╔══

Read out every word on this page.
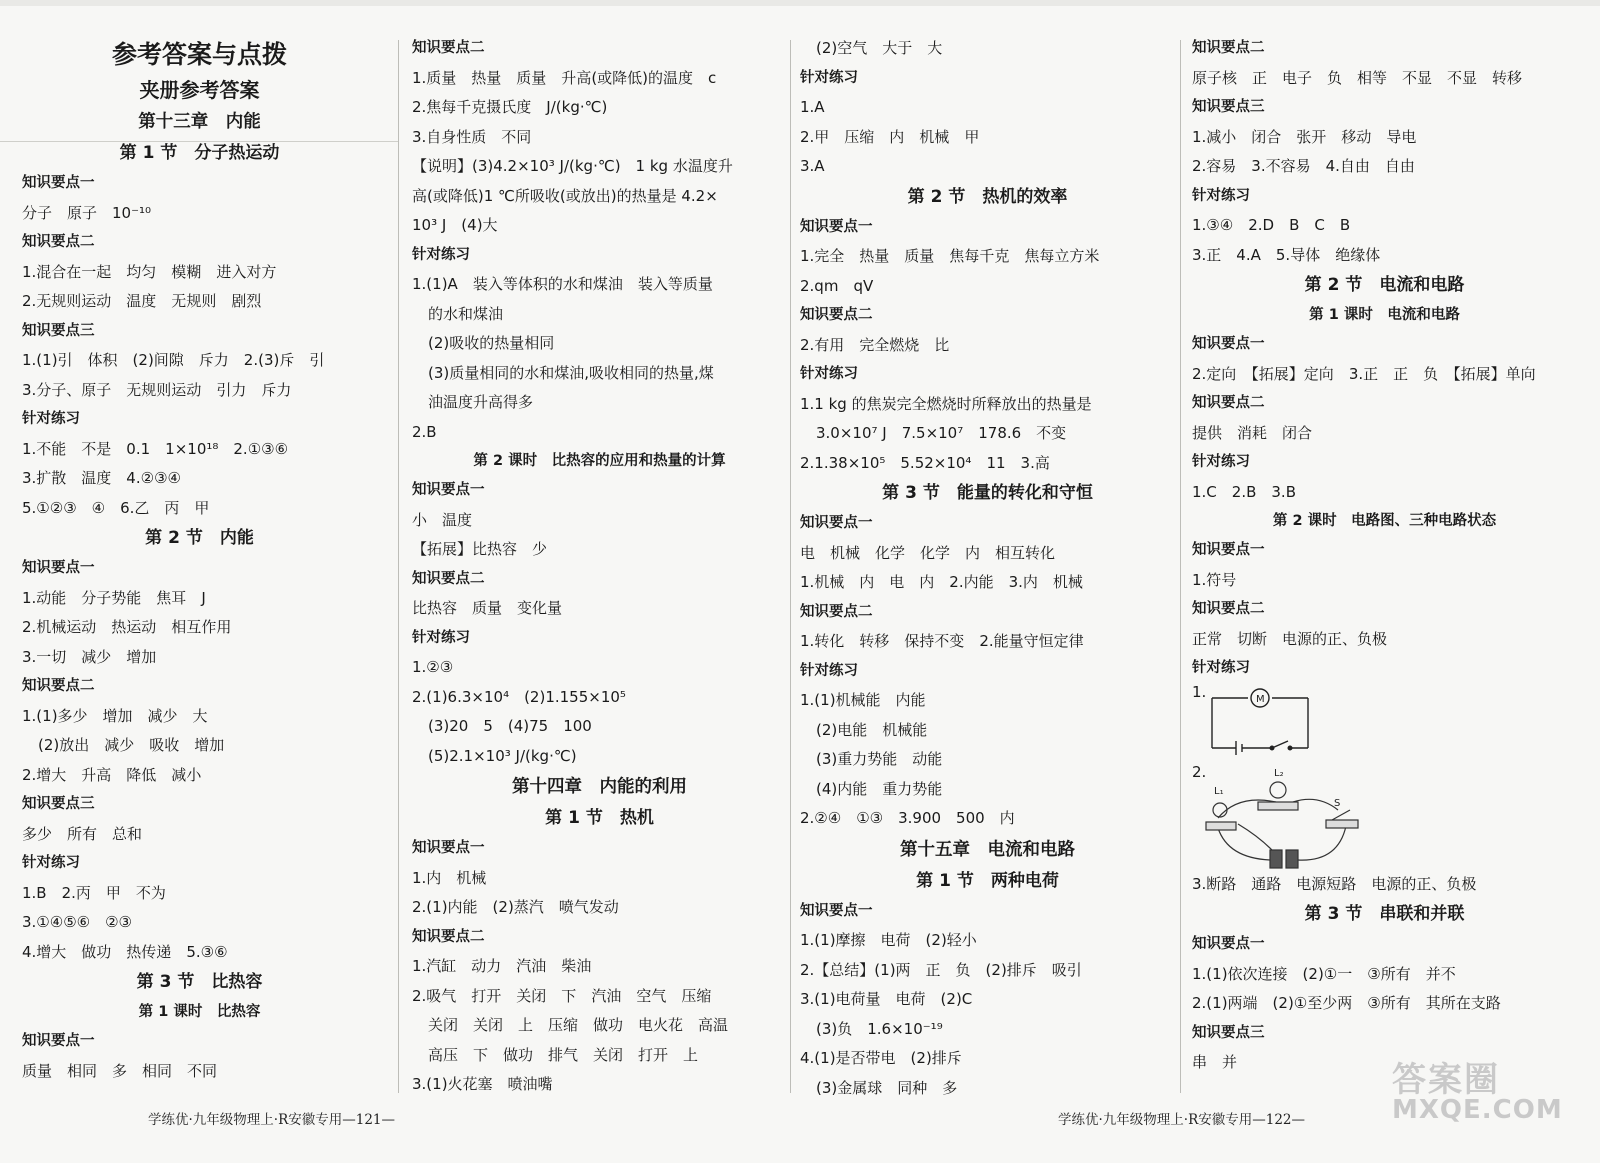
参考答案与点拨
夹册参考答案
第十三章　内能
第 1 节　分子热运动
知识要点一
分子　原子　10⁻¹⁰
知识要点二
1.混合在一起　均匀　模糊　进入对方
2.无规则运动　温度　无规则　剧烈
知识要点三
1.(1)引　体积　(2)间隙　斥力　2.(3)斥　引
3.分子、原子　无规则运动　引力　斥力
针对练习
1.不能　不是　0.1　1×10¹⁸　2.①③⑥
3.扩散　温度　4.②③④
5.①②③　④　6.乙　丙　甲
第 2 节　内能
知识要点一
1.动能　分子势能　焦耳　J
2.机械运动　热运动　相互作用
3.一切　减少　增加
知识要点二
1.(1)多少　增加　减少　大
(2)放出　减少　吸收　增加
2.增大　升高　降低　减小
知识要点三
多少　所有　总和
针对练习
1.B　2.丙　甲　不为
3.①④⑤⑥　②③
4.增大　做功　热传递　5.③⑥
第 3 节　比热容
第 1 课时　比热容
知识要点一
质量　相同　多　相同　不同
知识要点二
1.质量　热量　质量　升高(或降低)的温度　c
2.焦每千克摄氏度　J/(kg·℃)
3.自身性质　不同
【说明】(3)4.2×10³ J/(kg·℃)　1 kg 水温度升
高(或降低)1 ℃所吸收(或放出)的热量是 4.2×
10³ J　(4)大
针对练习
1.(1)A　装入等体积的水和煤油　装入等质量
的水和煤油
(2)吸收的热量相同
(3)质量相同的水和煤油,吸收相同的热量,煤
油温度升高得多
2.B
第 2 课时　比热容的应用和热量的计算
知识要点一
小　温度
【拓展】比热容　少
知识要点二
比热容　质量　变化量
针对练习
1.②③
2.(1)6.3×10⁴　(2)1.155×10⁵
(3)20　5　(4)75　100
(5)2.1×10³ J/(kg·℃)
第十四章　内能的利用
第 1 节　热机
知识要点一
1.内　机械
2.(1)内能　(2)蒸汽　喷气发动
知识要点二
1.汽缸　动力　汽油　柴油
2.吸气　打开　关闭　下　汽油　空气　压缩
关闭　关闭　上　压缩　做功　电火花　高温
高压　下　做功　排气　关闭　打开　上
3.(1)火花塞　喷油嘴
(2)空气　大于　大
针对练习
1.A
2.甲　压缩　内　机械　甲
3.A
第 2 节　热机的效率
知识要点一
1.完全　热量　质量　焦每千克　焦每立方米
2.qm　qV
知识要点二
2.有用　完全燃烧　比
针对练习
1.1 kg 的焦炭完全燃烧时所释放出的热量是
3.0×10⁷ J　7.5×10⁷　178.6　不变
2.1.38×10⁵　5.52×10⁴　11　3.高
第 3 节　能量的转化和守恒
知识要点一
电　机械　化学　化学　内　相互转化
1.机械　内　电　内　2.内能　3.内　机械
知识要点二
1.转化　转移　保持不变　2.能量守恒定律
针对练习
1.(1)机械能　内能
(2)电能　机械能
(3)重力势能　动能
(4)内能　重力势能
2.②④　①③　3.900　500　内
第十五章　电流和电路
第 1 节　两种电荷
知识要点一
1.(1)摩擦　电荷　(2)轻小
2.【总结】(1)两　正　负　(2)排斥　吸引
3.(1)电荷量　电荷　(2)C
(3)负　1.6×10⁻¹⁹
4.(1)是否带电　(2)排斥
(3)金属球　同种　多
知识要点二
原子核　正　电子　负　相等　不显　不显　转移
知识要点三
1.减小　闭合　张开　移动　导电
2.容易　3.不容易　4.自由　自由
针对练习
1.③④　2.D　B　C　B
3.正　4.A　5.导体　绝缘体
第 2 节　电流和电路
第 1 课时　电流和电路
知识要点一
2.定向　【拓展】定向　3.正　正　负　【拓展】单向
知识要点二
提供　消耗　闭合
针对练习
1.C　2.B　3.B
第 2 课时　电路图、三种电路状态
知识要点一
1.符号
知识要点二
正常　切断　电源的正、负极
针对练习
1.	M
2.
L₁
L₂
S
3.断路　通路　电源短路　电源的正、负极
第 3 节　串联和并联
知识要点一
1.(1)依次连接　(2)①一　③所有　并不
2.(1)两端　(2)①至少两　③所有　其所在支路
知识要点三
串　并
学练优·九年级物理上·R安徽专用—121—	学练优·九年级物理上·R安徽专用—122—
答案圈
MXQE.COM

╚══

Task goal
Copy out the entries verbatim and leave the images out.

Reply
Read out every word on this page.
参考答案与点拨
夹册参考答案
第十三章　内能
第 1 节　分子热运动
知识要点一
分子　原子　10⁻¹⁰
知识要点二
1.混合在一起　均匀　模糊　进入对方
2.无规则运动　温度　无规则　剧烈
知识要点三
1.(1)引　体积　(2)间隙　斥力　2.(3)斥　引
3.分子、原子　无规则运动　引力　斥力
针对练习
1.不能　不是　0.1　1×10¹⁸　2.①③⑥
3.扩散　温度　4.②③④
5.①②③　④　6.乙　丙　甲
第 2 节　内能
知识要点一
1.动能　分子势能　焦耳　J
2.机械运动　热运动　相互作用
3.一切　减少　增加
知识要点二
1.(1)多少　增加　减少　大
(2)放出　减少　吸收　增加
2.增大　升高　降低　减小
知识要点三
多少　所有　总和
针对练习
1.B　2.丙　甲　不为
3.①④⑤⑥　②③
4.增大　做功　热传递　5.③⑥
第 3 节　比热容
第 1 课时　比热容
知识要点一
质量　相同　多　相同　不同
知识要点二
1.质量　热量　质量　升高(或降低)的温度　c
2.焦每千克摄氏度　J/(kg·℃)
3.自身性质　不同
【说明】(3)4.2×10³ J/(kg·℃)　1 kg 水温度升
高(或降低)1 ℃所吸收(或放出)的热量是 4.2×
10³ J　(4)大
针对练习
1.(1)A　装入等体积的水和煤油　装入等质量
的水和煤油
(2)吸收的热量相同
(3)质量相同的水和煤油,吸收相同的热量,煤
油温度升高得多
2.B
第 2 课时　比热容的应用和热量的计算
知识要点一
小　温度
【拓展】比热容　少
知识要点二
比热容　质量　变化量
针对练习
1.②③
2.(1)6.3×10⁴　(2)1.155×10⁵
(3)20　5　(4)75　100
(5)2.1×10³ J/(kg·℃)
第十四章　内能的利用
第 1 节　热机
知识要点一
1.内　机械
2.(1)内能　(2)蒸汽　喷气发动
知识要点二
1.汽缸　动力　汽油　柴油
2.吸气　打开　关闭　下　汽油　空气　压缩
关闭　关闭　上　压缩　做功　电火花　高温
高压　下　做功　排气　关闭　打开　上
3.(1)火花塞　喷油嘴
(2)空气　大于　大
针对练习
1.A
2.甲　压缩　内　机械　甲
3.A
第 2 节　热机的效率
知识要点一
1.完全　热量　质量　焦每千克　焦每立方米
2.qm　qV
知识要点二
2.有用　完全燃烧　比
针对练习
1.1 kg 的焦炭完全燃烧时所释放出的热量是
3.0×10⁷ J　7.5×10⁷　178.6　不变
2.1.38×10⁵　5.52×10⁴　11　3.高
第 3 节　能量的转化和守恒
知识要点一
电　机械　化学　化学　内　相互转化
1.机械　内　电　内　2.内能　3.内　机械
知识要点二
1.转化　转移　保持不变　2.能量守恒定律
针对练习
1.(1)机械能　内能
(2)电能　机械能
(3)重力势能　动能
(4)内能　重力势能
2.②④　①③　3.900　500　内
第十五章　电流和电路
第 1 节　两种电荷
知识要点一
1.(1)摩擦　电荷　(2)轻小
2.【总结】(1)两　正　负　(2)排斥　吸引
3.(1)电荷量　电荷　(2)C
(3)负　1.6×10⁻¹⁹
4.(1)是否带电　(2)排斥
(3)金属球　同种　多
知识要点二
原子核　正　电子　负　相等　不显　不显　转移
知识要点三
1.减小　闭合　张开　移动　导电
2.容易　3.不容易　4.自由　自由
针对练习
1.③④　2.D　B　C　B
3.正　4.A　5.导体　绝缘体
第 2 节　电流和电路
第 1 课时　电流和电路
知识要点一
2.定向　【拓展】定向　3.正　正　负　【拓展】单向
知识要点二
提供　消耗　闭合
针对练习
1.C　2.B　3.B
第 2 课时　电路图、三种电路状态
知识要点一
1.符号
知识要点二
正常　切断　电源的正、负极
针对练习
1.	M
2.
L₁
L₂
S
3.断路　通路　电源短路　电源的正、负极
第 3 节　串联和并联
知识要点一
1.(1)依次连接　(2)①一　③所有　并不
2.(1)两端　(2)①至少两　③所有　其所在支路
知识要点三
串　并
学练优·九年级物理上·R安徽专用—121—	学练优·九年级物理上·R安徽专用—122—
答案圈
MXQE.COM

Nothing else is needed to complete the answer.